**TASK DETAILS**.
Gather all lines with "subtitle" from the records.

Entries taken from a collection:

[START]

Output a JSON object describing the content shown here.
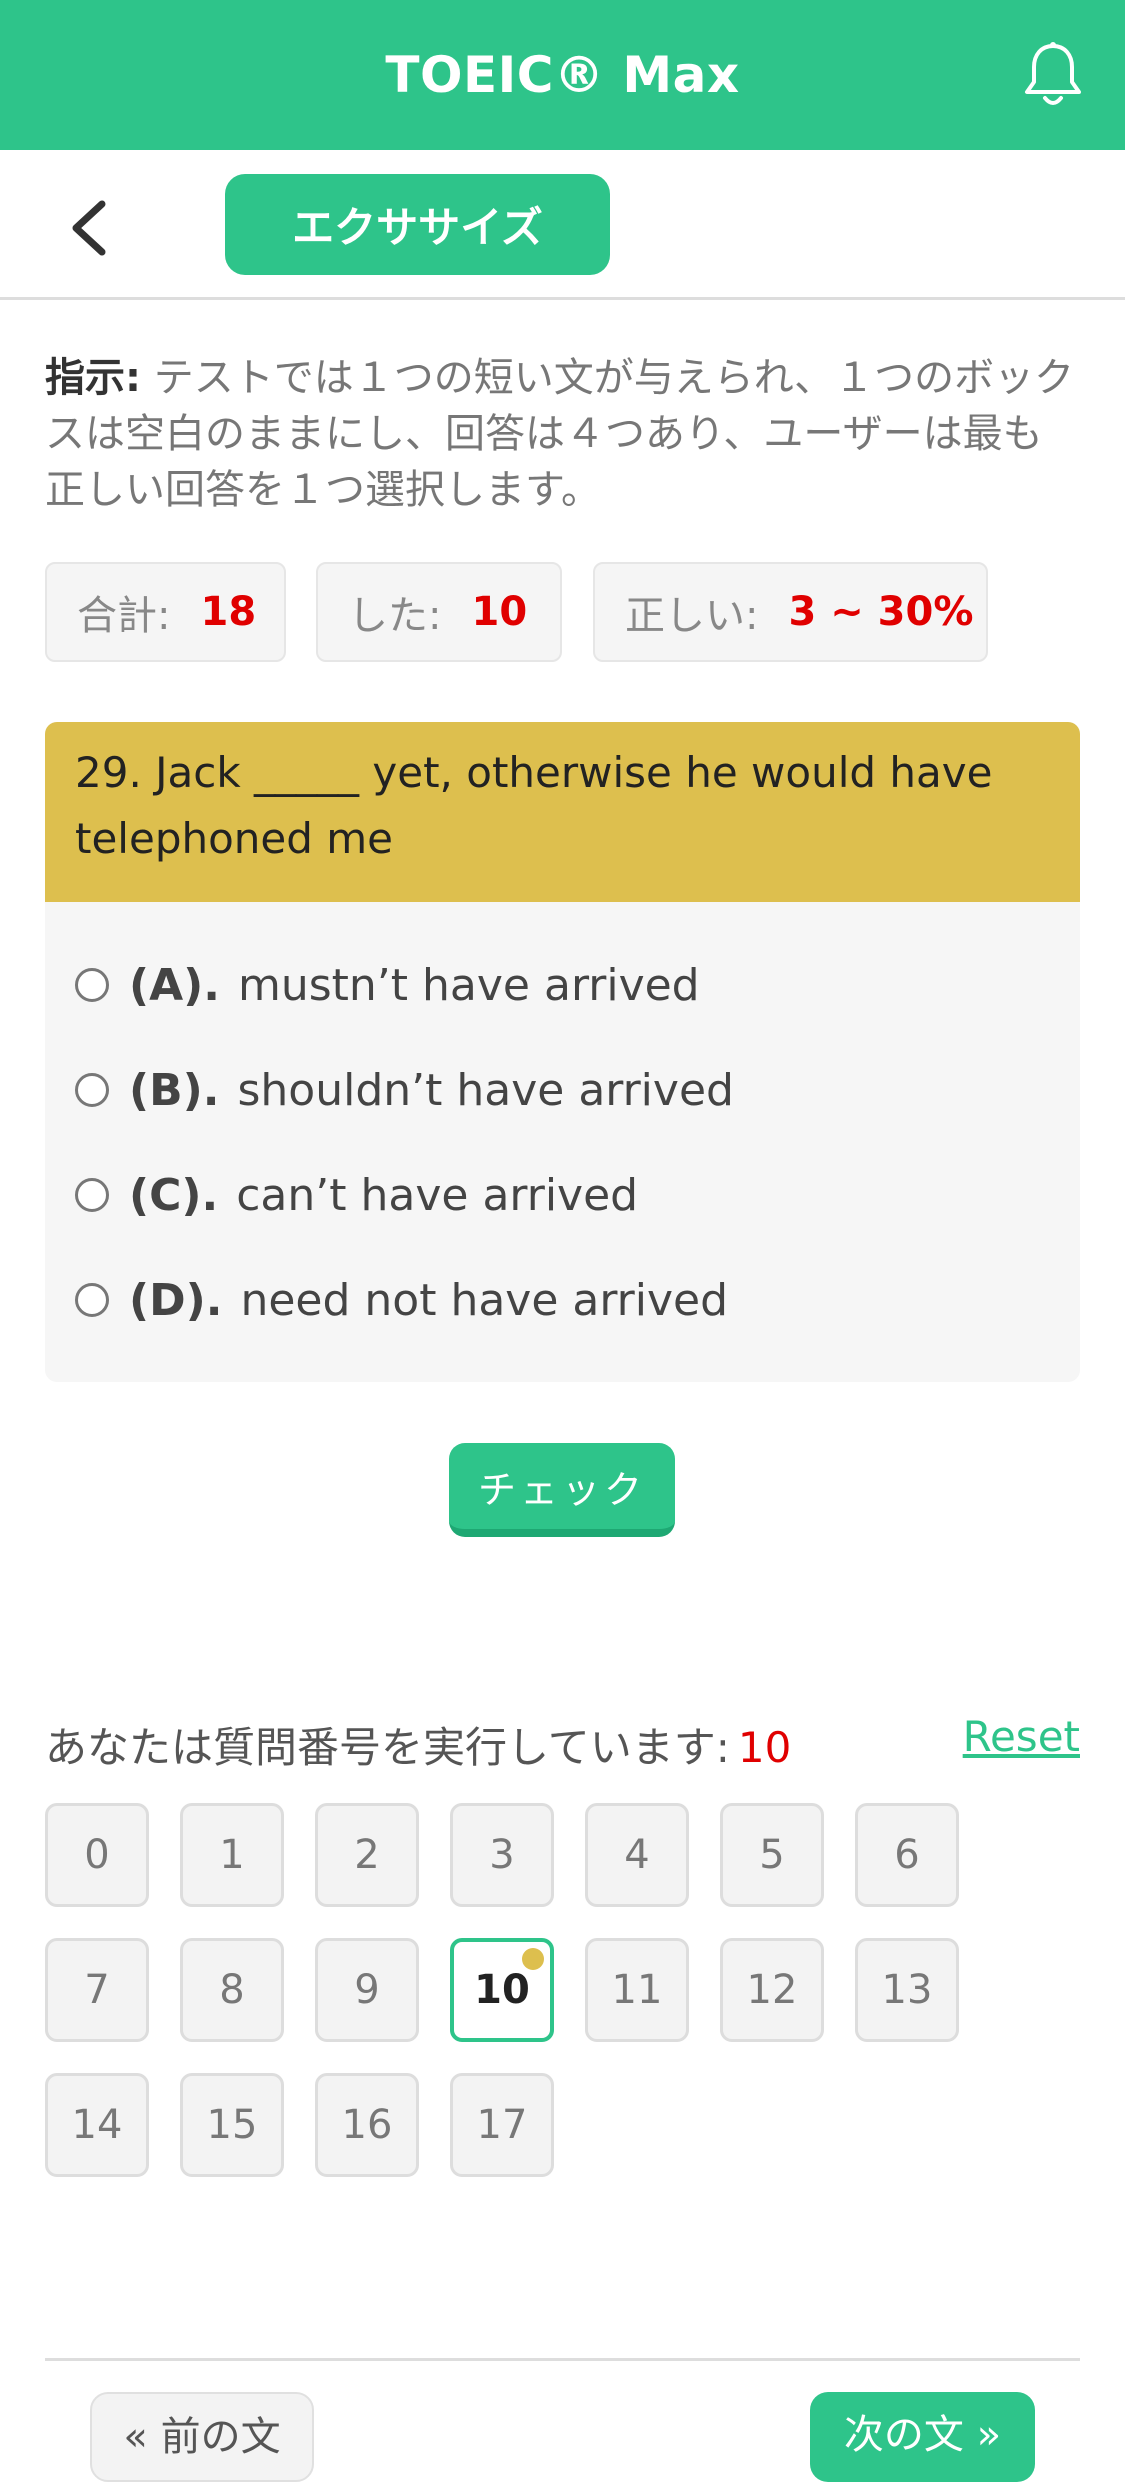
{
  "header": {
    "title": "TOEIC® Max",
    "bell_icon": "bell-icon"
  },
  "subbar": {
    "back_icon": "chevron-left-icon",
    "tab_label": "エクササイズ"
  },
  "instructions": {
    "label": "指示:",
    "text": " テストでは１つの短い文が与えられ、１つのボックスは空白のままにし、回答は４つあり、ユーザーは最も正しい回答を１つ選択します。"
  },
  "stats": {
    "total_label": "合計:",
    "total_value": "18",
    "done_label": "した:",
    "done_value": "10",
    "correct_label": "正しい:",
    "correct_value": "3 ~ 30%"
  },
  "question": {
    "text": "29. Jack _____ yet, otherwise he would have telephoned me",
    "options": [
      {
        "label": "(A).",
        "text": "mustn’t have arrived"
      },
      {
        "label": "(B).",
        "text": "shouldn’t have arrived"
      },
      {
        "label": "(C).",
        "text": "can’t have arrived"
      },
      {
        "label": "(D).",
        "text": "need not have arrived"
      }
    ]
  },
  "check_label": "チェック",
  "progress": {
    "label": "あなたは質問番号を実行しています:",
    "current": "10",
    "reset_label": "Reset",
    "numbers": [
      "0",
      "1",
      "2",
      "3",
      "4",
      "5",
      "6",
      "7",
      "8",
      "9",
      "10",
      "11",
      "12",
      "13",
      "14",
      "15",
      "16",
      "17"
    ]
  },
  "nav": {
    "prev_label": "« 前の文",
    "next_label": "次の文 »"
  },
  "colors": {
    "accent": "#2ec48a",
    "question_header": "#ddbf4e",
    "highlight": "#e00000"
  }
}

[END]
[START]

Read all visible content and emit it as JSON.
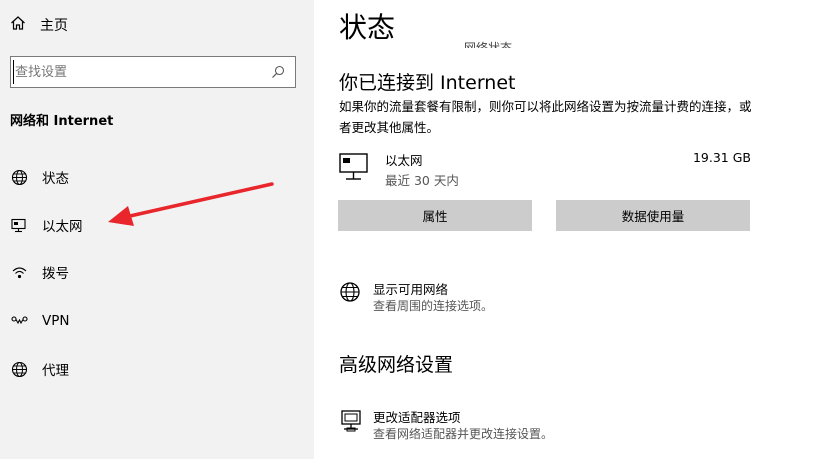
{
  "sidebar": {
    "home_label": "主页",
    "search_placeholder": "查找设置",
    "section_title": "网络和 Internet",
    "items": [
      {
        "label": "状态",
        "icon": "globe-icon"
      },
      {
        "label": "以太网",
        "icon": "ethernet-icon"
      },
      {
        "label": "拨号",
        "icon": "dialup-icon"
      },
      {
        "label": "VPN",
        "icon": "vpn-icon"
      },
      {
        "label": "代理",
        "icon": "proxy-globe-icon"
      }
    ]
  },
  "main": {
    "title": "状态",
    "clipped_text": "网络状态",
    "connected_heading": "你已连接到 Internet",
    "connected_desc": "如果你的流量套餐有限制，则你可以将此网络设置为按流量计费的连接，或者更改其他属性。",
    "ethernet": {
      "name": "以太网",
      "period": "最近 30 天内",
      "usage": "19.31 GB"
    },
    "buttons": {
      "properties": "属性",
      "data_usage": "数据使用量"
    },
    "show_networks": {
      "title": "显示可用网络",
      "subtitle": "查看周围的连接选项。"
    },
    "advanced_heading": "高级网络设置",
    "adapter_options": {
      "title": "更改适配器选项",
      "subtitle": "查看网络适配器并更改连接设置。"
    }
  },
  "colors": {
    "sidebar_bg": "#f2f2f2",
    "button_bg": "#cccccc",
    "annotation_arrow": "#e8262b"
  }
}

[END]

**RESULT OF THE EXERCISE**.
      "subtitle": "查看周围的连接选项。"
      "subtitle": "查看网络适配器并更改连接设置。"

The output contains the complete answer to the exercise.